• [Instructions to follow]: Every line from the one containing "Enumerate this screenshot's" to the final line of the material below must be reproduced exactly; leave out all other lines.

Data extracted from a collection:
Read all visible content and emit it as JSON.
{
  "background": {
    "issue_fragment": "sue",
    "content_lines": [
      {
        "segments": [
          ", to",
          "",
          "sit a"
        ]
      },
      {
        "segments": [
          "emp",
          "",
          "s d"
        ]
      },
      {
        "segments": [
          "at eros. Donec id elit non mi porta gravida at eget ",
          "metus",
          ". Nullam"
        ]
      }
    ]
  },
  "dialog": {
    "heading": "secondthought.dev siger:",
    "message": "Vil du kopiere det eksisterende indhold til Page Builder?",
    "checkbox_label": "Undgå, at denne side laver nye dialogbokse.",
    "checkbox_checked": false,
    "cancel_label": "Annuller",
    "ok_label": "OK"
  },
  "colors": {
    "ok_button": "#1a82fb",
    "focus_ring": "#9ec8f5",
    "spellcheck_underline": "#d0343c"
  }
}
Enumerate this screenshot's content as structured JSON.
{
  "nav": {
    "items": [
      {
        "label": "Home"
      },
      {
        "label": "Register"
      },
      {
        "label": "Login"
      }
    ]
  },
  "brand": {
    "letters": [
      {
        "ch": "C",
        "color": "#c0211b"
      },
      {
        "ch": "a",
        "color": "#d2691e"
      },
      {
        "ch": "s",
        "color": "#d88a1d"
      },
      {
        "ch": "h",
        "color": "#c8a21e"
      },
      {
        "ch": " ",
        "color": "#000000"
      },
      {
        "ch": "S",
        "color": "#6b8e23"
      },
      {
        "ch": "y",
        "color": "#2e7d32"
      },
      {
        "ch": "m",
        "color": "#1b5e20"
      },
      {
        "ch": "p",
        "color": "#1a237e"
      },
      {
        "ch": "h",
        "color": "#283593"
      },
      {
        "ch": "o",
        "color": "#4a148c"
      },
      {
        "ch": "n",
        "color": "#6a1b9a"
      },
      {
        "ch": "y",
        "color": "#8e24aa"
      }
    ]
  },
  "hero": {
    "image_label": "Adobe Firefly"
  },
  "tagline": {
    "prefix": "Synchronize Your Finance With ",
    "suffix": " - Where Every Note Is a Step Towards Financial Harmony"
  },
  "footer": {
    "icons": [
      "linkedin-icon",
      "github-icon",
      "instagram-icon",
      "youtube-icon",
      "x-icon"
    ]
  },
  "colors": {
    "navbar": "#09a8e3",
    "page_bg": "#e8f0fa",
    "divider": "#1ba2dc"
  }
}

• [Final result]:
Enumerate this screenshot's content as structured JSON.
{
  "nav": {
    "items": [
      {
        "label": "Home"
      },
      {
        "label": "Register"
      },
      {
        "label": "Login"
      }
    ]
  },
  "brand": {
    "letters": [
      {
        "ch": "C",
        "color": "#c0211b"
      },
      {
        "ch": "a",
        "color": "#d2691e"
      },
      {
        "ch": "s",
        "color": "#d88a1d"
      },
      {
        "ch": "h",
        "color": "#c8a21e"
      },
      {
        "ch": " ",
        "color": "#000000"
      },
      {
        "ch": "S",
        "color": "#6b8e23"
      },
      {
        "ch": "y",
        "color": "#2e7d32"
      },
      {
        "ch": "m",
        "color": "#1b5e20"
      },
      {
        "ch": "p",
        "color": "#1a237e"
      },
      {
        "ch": "h",
        "color": "#283593"
      },
      {
        "ch": "o",
        "color": "#4a148c"
      },
      {
        "ch": "n",
        "color": "#6a1b9a"
      },
      {
        "ch": "y",
        "color": "#8e24aa"
      }
    ]
  },
  "hero": {
    "image_label": "Adobe Firefly"
  },
  "tagline": {
    "prefix": "Synchronize Your Finance With ",
    "suffix": " - Where Every Note Is a Step Towards Financial Harmony"
  },
  "footer": {
    "icons": [
      "linkedin-icon",
      "github-icon",
      "instagram-icon",
      "youtube-icon",
      "x-icon"
    ]
  },
  "colors": {
    "navbar": "#09a8e3",
    "page_bg": "#e8f0fa",
    "divider": "#1ba2dc"
  }
}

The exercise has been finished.